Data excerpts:

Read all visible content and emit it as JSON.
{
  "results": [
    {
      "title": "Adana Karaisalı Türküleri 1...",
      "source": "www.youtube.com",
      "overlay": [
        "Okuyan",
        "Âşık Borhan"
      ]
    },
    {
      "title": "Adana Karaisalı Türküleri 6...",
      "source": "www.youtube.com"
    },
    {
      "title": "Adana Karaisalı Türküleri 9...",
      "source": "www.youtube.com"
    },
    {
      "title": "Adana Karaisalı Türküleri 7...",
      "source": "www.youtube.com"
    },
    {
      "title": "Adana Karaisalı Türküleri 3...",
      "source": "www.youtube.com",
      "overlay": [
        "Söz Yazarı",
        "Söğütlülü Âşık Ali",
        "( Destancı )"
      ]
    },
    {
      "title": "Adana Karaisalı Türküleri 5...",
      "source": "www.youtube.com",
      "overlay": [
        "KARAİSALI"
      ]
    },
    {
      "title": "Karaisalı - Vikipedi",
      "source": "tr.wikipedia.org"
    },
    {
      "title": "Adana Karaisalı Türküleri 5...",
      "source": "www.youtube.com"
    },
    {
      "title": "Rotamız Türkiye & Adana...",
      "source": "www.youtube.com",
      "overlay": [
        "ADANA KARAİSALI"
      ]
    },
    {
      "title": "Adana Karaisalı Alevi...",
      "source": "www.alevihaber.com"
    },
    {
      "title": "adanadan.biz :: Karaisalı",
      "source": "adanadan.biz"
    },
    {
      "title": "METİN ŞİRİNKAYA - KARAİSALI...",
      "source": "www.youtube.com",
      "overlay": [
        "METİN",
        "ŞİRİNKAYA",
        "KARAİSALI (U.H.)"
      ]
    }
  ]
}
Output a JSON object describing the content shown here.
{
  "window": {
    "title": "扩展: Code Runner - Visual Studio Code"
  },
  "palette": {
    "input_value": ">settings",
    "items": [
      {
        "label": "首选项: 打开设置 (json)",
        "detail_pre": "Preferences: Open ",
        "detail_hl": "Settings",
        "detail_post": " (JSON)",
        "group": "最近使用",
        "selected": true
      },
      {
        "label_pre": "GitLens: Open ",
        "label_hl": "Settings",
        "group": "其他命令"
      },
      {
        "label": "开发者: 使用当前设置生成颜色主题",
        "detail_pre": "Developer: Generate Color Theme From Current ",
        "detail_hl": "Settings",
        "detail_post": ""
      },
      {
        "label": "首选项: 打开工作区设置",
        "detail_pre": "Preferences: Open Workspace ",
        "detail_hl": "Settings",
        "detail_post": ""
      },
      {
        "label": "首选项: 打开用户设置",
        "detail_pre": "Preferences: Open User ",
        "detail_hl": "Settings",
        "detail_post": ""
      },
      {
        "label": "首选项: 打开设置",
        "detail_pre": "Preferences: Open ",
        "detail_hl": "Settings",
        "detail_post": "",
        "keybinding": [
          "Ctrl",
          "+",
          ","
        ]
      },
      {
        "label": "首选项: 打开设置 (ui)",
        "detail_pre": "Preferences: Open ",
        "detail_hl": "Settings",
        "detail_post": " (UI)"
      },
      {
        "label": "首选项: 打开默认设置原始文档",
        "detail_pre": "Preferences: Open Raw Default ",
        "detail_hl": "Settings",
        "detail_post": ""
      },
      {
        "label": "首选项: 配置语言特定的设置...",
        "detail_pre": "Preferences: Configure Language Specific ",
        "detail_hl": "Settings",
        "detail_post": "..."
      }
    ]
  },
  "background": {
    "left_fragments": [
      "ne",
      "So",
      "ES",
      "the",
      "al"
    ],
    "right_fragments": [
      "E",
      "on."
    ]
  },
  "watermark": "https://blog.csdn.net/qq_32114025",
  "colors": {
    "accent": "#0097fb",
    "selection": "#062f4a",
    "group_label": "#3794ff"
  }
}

Given instruction: Each line must be given again exactly as written above.

Answer for this exercise:
Read all visible content and emit it as JSON.
{
  "results": [
    {
      "title": "Adana Karaisalı Türküleri 1...",
      "source": "www.youtube.com",
      "overlay": [
        "Okuyan",
        "Âşık Borhan"
      ]
    },
    {
      "title": "Adana Karaisalı Türküleri 6...",
      "source": "www.youtube.com"
    },
    {
      "title": "Adana Karaisalı Türküleri 9...",
      "source": "www.youtube.com"
    },
    {
      "title": "Adana Karaisalı Türküleri 7...",
      "source": "www.youtube.com"
    },
    {
      "title": "Adana Karaisalı Türküleri 3...",
      "source": "www.youtube.com",
      "overlay": [
        "Söz Yazarı",
        "Söğütlülü Âşık Ali",
        "( Destancı )"
      ]
    },
    {
      "title": "Adana Karaisalı Türküleri 5...",
      "source": "www.youtube.com",
      "overlay": [
        "KARAİSALI"
      ]
    },
    {
      "title": "Karaisalı - Vikipedi",
      "source": "tr.wikipedia.org"
    },
    {
      "title": "Adana Karaisalı Türküleri 5...",
      "source": "www.youtube.com"
    },
    {
      "title": "Rotamız Türkiye & Adana...",
      "source": "www.youtube.com",
      "overlay": [
        "ADANA KARAİSALI"
      ]
    },
    {
      "title": "Adana Karaisalı Alevi...",
      "source": "www.alevihaber.com"
    },
    {
      "title": "adanadan.biz :: Karaisalı",
      "source": "adanadan.biz"
    },
    {
      "title": "METİN ŞİRİNKAYA - KARAİSALI...",
      "source": "www.youtube.com",
      "overlay": [
        "METİN",
        "ŞİRİNKAYA",
        "KARAİSALI (U.H.)"
      ]
    }
  ]
}
Output a JSON object describing the content shown here.
{
  "window": {
    "title": "扩展: Code Runner - Visual Studio Code"
  },
  "palette": {
    "input_value": ">settings",
    "items": [
      {
        "label": "首选项: 打开设置 (json)",
        "detail_pre": "Preferences: Open ",
        "detail_hl": "Settings",
        "detail_post": " (JSON)",
        "group": "最近使用",
        "selected": true
      },
      {
        "label_pre": "GitLens: Open ",
        "label_hl": "Settings",
        "group": "其他命令"
      },
      {
        "label": "开发者: 使用当前设置生成颜色主题",
        "detail_pre": "Developer: Generate Color Theme From Current ",
        "detail_hl": "Settings",
        "detail_post": ""
      },
      {
        "label": "首选项: 打开工作区设置",
        "detail_pre": "Preferences: Open Workspace ",
        "detail_hl": "Settings",
        "detail_post": ""
      },
      {
        "label": "首选项: 打开用户设置",
        "detail_pre": "Preferences: Open User ",
        "detail_hl": "Settings",
        "detail_post": ""
      },
      {
        "label": "首选项: 打开设置",
        "detail_pre": "Preferences: Open ",
        "detail_hl": "Settings",
        "detail_post": "",
        "keybinding": [
          "Ctrl",
          "+",
          ","
        ]
      },
      {
        "label": "首选项: 打开设置 (ui)",
        "detail_pre": "Preferences: Open ",
        "detail_hl": "Settings",
        "detail_post": " (UI)"
      },
      {
        "label": "首选项: 打开默认设置原始文档",
        "detail_pre": "Preferences: Open Raw Default ",
        "detail_hl": "Settings",
        "detail_post": ""
      },
      {
        "label": "首选项: 配置语言特定的设置...",
        "detail_pre": "Preferences: Configure Language Specific ",
        "detail_hl": "Settings",
        "detail_post": "..."
      }
    ]
  },
  "background": {
    "left_fragments": [
      "ne",
      "So",
      "ES",
      "the",
      "al"
    ],
    "right_fragments": [
      "E",
      "on."
    ]
  },
  "watermark": "https://blog.csdn.net/qq_32114025",
  "colors": {
    "accent": "#0097fb",
    "selection": "#062f4a",
    "group_label": "#3794ff"
  }
}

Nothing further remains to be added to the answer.